» **Listing**

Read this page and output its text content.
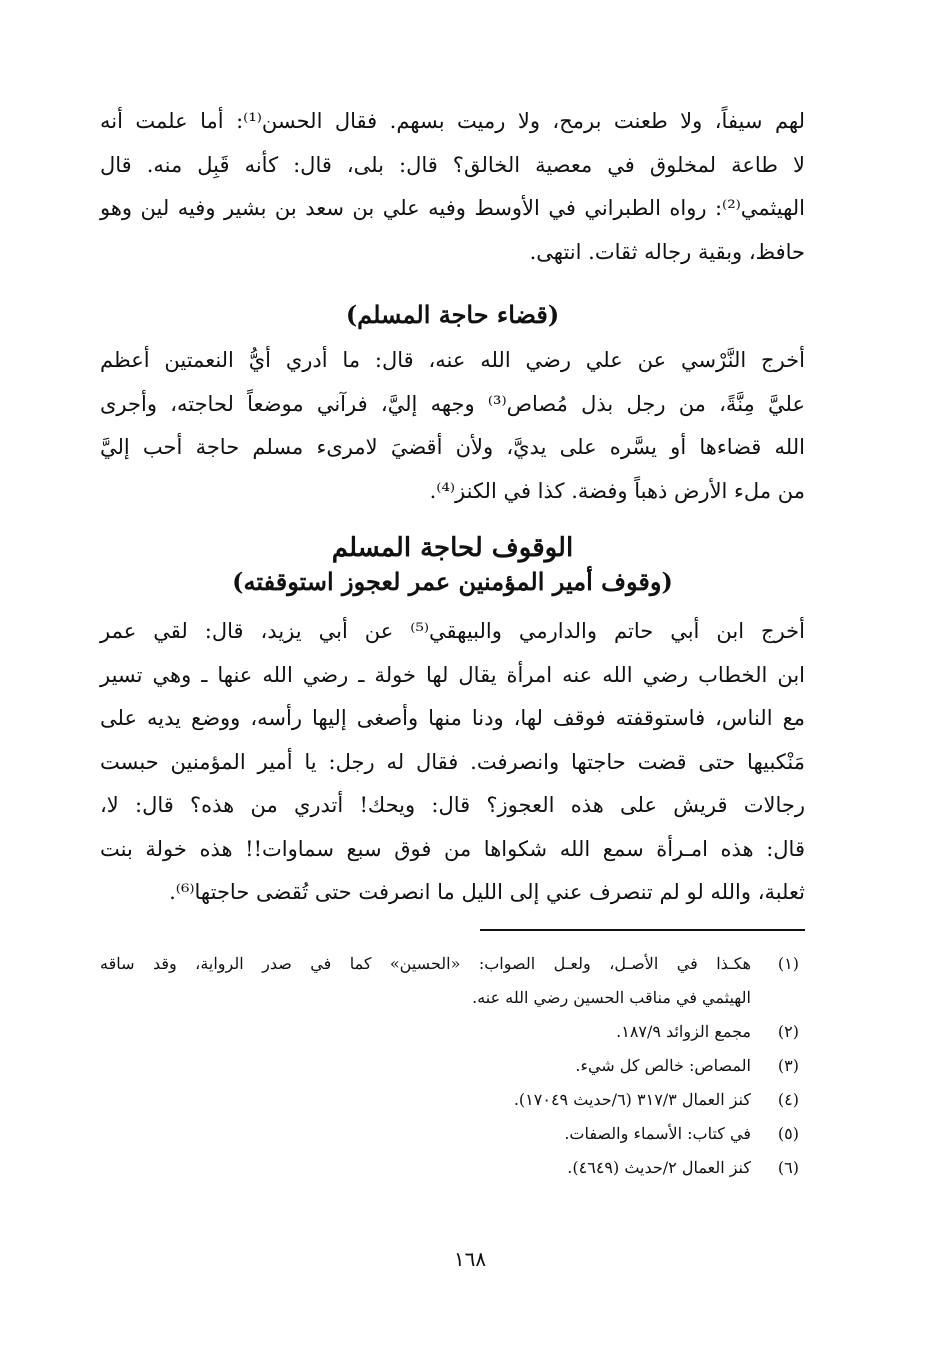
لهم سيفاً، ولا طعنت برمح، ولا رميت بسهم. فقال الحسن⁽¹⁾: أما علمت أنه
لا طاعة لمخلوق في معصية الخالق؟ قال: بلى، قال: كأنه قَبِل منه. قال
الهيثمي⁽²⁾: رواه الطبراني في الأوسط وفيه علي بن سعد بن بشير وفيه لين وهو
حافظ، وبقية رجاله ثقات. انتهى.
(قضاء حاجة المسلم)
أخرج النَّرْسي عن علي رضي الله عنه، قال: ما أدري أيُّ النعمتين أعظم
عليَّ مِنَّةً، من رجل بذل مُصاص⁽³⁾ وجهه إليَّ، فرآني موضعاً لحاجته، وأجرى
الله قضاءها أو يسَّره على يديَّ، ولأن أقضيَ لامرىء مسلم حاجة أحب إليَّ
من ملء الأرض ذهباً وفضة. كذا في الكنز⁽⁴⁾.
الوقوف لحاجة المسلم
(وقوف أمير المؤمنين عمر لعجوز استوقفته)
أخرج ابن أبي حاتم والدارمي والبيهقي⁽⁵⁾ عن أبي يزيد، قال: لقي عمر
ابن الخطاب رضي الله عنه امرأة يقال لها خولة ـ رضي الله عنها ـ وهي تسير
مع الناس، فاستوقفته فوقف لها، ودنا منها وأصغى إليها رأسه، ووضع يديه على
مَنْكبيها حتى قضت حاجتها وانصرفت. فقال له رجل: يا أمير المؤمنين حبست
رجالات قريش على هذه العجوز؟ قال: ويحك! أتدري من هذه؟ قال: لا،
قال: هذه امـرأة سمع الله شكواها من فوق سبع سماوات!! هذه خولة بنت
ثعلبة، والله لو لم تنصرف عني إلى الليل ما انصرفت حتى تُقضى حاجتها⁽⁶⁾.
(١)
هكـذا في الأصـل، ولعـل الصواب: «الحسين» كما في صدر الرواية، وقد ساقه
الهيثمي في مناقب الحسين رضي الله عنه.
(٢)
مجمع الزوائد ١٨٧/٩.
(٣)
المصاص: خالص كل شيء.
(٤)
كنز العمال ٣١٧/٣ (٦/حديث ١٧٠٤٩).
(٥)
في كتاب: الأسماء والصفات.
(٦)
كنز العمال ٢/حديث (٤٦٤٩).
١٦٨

» **Directive**
Extract the full listing exactly, with the pictures left out.

» **The output**
Read this page and output its text content.
لهم سيفاً، ولا طعنت برمح، ولا رميت بسهم. فقال الحسن⁽¹⁾: أما علمت أنه
لا طاعة لمخلوق في معصية الخالق؟ قال: بلى، قال: كأنه قَبِل منه. قال
الهيثمي⁽²⁾: رواه الطبراني في الأوسط وفيه علي بن سعد بن بشير وفيه لين وهو
حافظ، وبقية رجاله ثقات. انتهى.
(قضاء حاجة المسلم)
أخرج النَّرْسي عن علي رضي الله عنه، قال: ما أدري أيُّ النعمتين أعظم
عليَّ مِنَّةً، من رجل بذل مُصاص⁽³⁾ وجهه إليَّ، فرآني موضعاً لحاجته، وأجرى
الله قضاءها أو يسَّره على يديَّ، ولأن أقضيَ لامرىء مسلم حاجة أحب إليَّ
من ملء الأرض ذهباً وفضة. كذا في الكنز⁽⁴⁾.
الوقوف لحاجة المسلم
(وقوف أمير المؤمنين عمر لعجوز استوقفته)
أخرج ابن أبي حاتم والدارمي والبيهقي⁽⁵⁾ عن أبي يزيد، قال: لقي عمر
ابن الخطاب رضي الله عنه امرأة يقال لها خولة ـ رضي الله عنها ـ وهي تسير
مع الناس، فاستوقفته فوقف لها، ودنا منها وأصغى إليها رأسه، ووضع يديه على
مَنْكبيها حتى قضت حاجتها وانصرفت. فقال له رجل: يا أمير المؤمنين حبست
رجالات قريش على هذه العجوز؟ قال: ويحك! أتدري من هذه؟ قال: لا،
قال: هذه امـرأة سمع الله شكواها من فوق سبع سماوات!! هذه خولة بنت
ثعلبة، والله لو لم تنصرف عني إلى الليل ما انصرفت حتى تُقضى حاجتها⁽⁶⁾.
(١)
هكـذا في الأصـل، ولعـل الصواب: «الحسين» كما في صدر الرواية، وقد ساقه
الهيثمي في مناقب الحسين رضي الله عنه.
(٢)
مجمع الزوائد ١٨٧/٩.
(٣)
المصاص: خالص كل شيء.
(٤)
كنز العمال ٣١٧/٣ (٦/حديث ١٧٠٤٩).
(٥)
في كتاب: الأسماء والصفات.
(٦)
كنز العمال ٢/حديث (٤٦٤٩).
١٦٨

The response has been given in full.